§ **Your goal**: Please print every record below exactly as it appears.
--- START Items ---
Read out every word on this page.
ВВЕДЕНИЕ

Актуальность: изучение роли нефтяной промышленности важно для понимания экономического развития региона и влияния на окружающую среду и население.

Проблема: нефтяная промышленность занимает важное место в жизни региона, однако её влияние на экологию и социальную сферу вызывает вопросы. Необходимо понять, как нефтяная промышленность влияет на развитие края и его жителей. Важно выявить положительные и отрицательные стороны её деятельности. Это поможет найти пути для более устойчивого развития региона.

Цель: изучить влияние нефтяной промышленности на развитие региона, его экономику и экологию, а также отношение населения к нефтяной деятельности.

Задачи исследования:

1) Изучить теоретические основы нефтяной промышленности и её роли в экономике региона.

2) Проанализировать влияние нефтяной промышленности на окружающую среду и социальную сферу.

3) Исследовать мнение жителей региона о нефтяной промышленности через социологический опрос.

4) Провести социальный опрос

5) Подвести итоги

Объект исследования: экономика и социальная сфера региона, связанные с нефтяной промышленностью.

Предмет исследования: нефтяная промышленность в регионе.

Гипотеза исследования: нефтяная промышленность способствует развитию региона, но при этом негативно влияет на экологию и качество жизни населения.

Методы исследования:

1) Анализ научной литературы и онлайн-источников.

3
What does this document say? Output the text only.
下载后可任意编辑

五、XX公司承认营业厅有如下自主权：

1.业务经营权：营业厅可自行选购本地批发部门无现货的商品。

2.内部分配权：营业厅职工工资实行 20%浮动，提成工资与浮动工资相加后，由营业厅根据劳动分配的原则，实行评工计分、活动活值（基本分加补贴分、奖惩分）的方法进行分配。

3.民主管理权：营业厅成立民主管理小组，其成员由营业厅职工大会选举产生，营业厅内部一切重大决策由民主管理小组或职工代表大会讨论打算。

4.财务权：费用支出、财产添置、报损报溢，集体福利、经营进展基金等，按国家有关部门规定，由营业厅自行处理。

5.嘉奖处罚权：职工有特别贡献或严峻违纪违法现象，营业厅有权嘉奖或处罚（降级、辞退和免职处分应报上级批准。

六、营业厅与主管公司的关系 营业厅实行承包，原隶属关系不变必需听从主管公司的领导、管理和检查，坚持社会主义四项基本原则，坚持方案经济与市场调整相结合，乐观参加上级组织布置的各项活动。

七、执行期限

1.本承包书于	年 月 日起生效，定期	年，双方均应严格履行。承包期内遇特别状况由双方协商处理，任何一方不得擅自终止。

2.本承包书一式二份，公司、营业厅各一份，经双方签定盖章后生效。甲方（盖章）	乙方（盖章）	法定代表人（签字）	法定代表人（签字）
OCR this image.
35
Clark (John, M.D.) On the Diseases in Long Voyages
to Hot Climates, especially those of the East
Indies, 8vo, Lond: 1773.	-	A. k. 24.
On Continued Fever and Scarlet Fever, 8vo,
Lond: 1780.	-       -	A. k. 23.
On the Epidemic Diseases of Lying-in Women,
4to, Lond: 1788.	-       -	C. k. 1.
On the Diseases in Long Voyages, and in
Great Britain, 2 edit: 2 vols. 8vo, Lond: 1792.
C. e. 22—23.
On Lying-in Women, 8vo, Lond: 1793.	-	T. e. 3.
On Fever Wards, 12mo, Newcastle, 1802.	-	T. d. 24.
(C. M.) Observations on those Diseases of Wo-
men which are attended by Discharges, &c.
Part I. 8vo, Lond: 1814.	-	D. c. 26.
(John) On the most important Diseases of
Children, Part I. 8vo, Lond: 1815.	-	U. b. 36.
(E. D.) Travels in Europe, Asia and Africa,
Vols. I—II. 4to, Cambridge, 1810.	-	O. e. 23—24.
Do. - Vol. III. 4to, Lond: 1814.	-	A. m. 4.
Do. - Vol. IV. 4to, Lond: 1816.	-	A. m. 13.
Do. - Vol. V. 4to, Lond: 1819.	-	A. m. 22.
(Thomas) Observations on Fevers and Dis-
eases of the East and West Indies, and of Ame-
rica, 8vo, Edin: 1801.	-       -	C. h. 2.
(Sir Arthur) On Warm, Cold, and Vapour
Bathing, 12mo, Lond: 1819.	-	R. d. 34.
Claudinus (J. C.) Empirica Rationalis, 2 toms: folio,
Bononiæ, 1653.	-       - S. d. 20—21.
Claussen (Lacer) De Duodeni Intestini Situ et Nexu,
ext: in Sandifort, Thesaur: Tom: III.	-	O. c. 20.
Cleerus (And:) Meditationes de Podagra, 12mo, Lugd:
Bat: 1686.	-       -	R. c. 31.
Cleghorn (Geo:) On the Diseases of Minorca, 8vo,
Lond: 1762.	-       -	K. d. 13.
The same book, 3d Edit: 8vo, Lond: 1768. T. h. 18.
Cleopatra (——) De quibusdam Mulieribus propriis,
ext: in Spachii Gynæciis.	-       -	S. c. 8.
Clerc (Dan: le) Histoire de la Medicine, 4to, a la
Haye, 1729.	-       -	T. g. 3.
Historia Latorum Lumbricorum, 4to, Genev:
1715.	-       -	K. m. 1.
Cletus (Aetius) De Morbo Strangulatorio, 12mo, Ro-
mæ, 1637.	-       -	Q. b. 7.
--- END Items ---
§ **The output**:
Read out every word on this page.
ВВЕДЕНИЕ

Актуальность: изучение роли нефтяной промышленности важно для понимания экономического развития региона и влияния на окружающую среду и население.

Проблема: нефтяная промышленность занимает важное место в жизни региона, однако её влияние на экологию и социальную сферу вызывает вопросы. Необходимо понять, как нефтяная промышленность влияет на развитие края и его жителей. Важно выявить положительные и отрицательные стороны её деятельности. Это поможет найти пути для более устойчивого развития региона.

Цель: изучить влияние нефтяной промышленности на развитие региона, его экономику и экологию, а также отношение населения к нефтяной деятельности.

Задачи исследования:

1) Изучить теоретические основы нефтяной промышленности и её роли в экономике региона.

2) Проанализировать влияние нефтяной промышленности на окружающую среду и социальную сферу.

3) Исследовать мнение жителей региона о нефтяной промышленности через социологический опрос.

4) Провести социальный опрос

5) Подвести итоги

Объект исследования: экономика и социальная сфера региона, связанные с нефтяной промышленностью.

Предмет исследования: нефтяная промышленность в регионе.

Гипотеза исследования: нефтяная промышленность способствует развитию региона, но при этом негативно влияет на экологию и качество жизни населения.

Методы исследования:

1) Анализ научной литературы и онлайн-источников.

3
What does this document say? Output the text only.
下载后可任意编辑

五、XX公司承认营业厅有如下自主权：

1.业务经营权：营业厅可自行选购本地批发部门无现货的商品。

2.内部分配权：营业厅职工工资实行 20%浮动，提成工资与浮动工资相加后，由营业厅根据劳动分配的原则，实行评工计分、活动活值（基本分加补贴分、奖惩分）的方法进行分配。

3.民主管理权：营业厅成立民主管理小组，其成员由营业厅职工大会选举产生，营业厅内部一切重大决策由民主管理小组或职工代表大会讨论打算。

4.财务权：费用支出、财产添置、报损报溢，集体福利、经营进展基金等，按国家有关部门规定，由营业厅自行处理。

5.嘉奖处罚权：职工有特别贡献或严峻违纪违法现象，营业厅有权嘉奖或处罚（降级、辞退和免职处分应报上级批准。

六、营业厅与主管公司的关系 营业厅实行承包，原隶属关系不变必需听从主管公司的领导、管理和检查，坚持社会主义四项基本原则，坚持方案经济与市场调整相结合，乐观参加上级组织布置的各项活动。

七、执行期限

1.本承包书于	年 月 日起生效，定期	年，双方均应严格履行。承包期内遇特别状况由双方协商处理，任何一方不得擅自终止。

2.本承包书一式二份，公司、营业厅各一份，经双方签定盖章后生效。甲方（盖章）	乙方（盖章）	法定代表人（签字）	法定代表人（签字）
OCR this image.
35
Clark (John, M.D.) On the Diseases in Long Voyages
to Hot Climates, especially those of the East
Indies, 8vo, Lond: 1773.	-	A. k. 24.
On Continued Fever and Scarlet Fever, 8vo,
Lond: 1780.	-       -	A. k. 23.
On the Epidemic Diseases of Lying-in Women,
4to, Lond: 1788.	-       -	C. k. 1.
On the Diseases in Long Voyages, and in
Great Britain, 2 edit: 2 vols. 8vo, Lond: 1792.
C. e. 22—23.
On Lying-in Women, 8vo, Lond: 1793.	-	T. e. 3.
On Fever Wards, 12mo, Newcastle, 1802.	-	T. d. 24.
(C. M.) Observations on those Diseases of Wo-
men which are attended by Discharges, &c.
Part I. 8vo, Lond: 1814.	-	D. c. 26.
(John) On the most important Diseases of
Children, Part I. 8vo, Lond: 1815.	-	U. b. 36.
(E. D.) Travels in Europe, Asia and Africa,
Vols. I—II. 4to, Cambridge, 1810.	-	O. e. 23—24.
Do. - Vol. III. 4to, Lond: 1814.	-	A. m. 4.
Do. - Vol. IV. 4to, Lond: 1816.	-	A. m. 13.
Do. - Vol. V. 4to, Lond: 1819.	-	A. m. 22.
(Thomas) Observations on Fevers and Dis-
eases of the East and West Indies, and of Ame-
rica, 8vo, Edin: 1801.	-       -	C. h. 2.
(Sir Arthur) On Warm, Cold, and Vapour
Bathing, 12mo, Lond: 1819.	-	R. d. 34.
Claudinus (J. C.) Empirica Rationalis, 2 toms: folio,
Bononiæ, 1653.	-       - S. d. 20—21.
Claussen (Lacer) De Duodeni Intestini Situ et Nexu,
ext: in Sandifort, Thesaur: Tom: III.	-	O. c. 20.
Cleerus (And:) Meditationes de Podagra, 12mo, Lugd:
Bat: 1686.	-       -	R. c. 31.
Cleghorn (Geo:) On the Diseases of Minorca, 8vo,
Lond: 1762.	-       -	K. d. 13.
The same book, 3d Edit: 8vo, Lond: 1768. T. h. 18.
Cleopatra (——) De quibusdam Mulieribus propriis,
ext: in Spachii Gynæciis.	-       -	S. c. 8.
Clerc (Dan: le) Histoire de la Medicine, 4to, a la
Haye, 1729.	-       -	T. g. 3.
Historia Latorum Lumbricorum, 4to, Genev:
1715.	-       -	K. m. 1.
Cletus (Aetius) De Morbo Strangulatorio, 12mo, Ro-
mæ, 1637.	-       -	Q. b. 7.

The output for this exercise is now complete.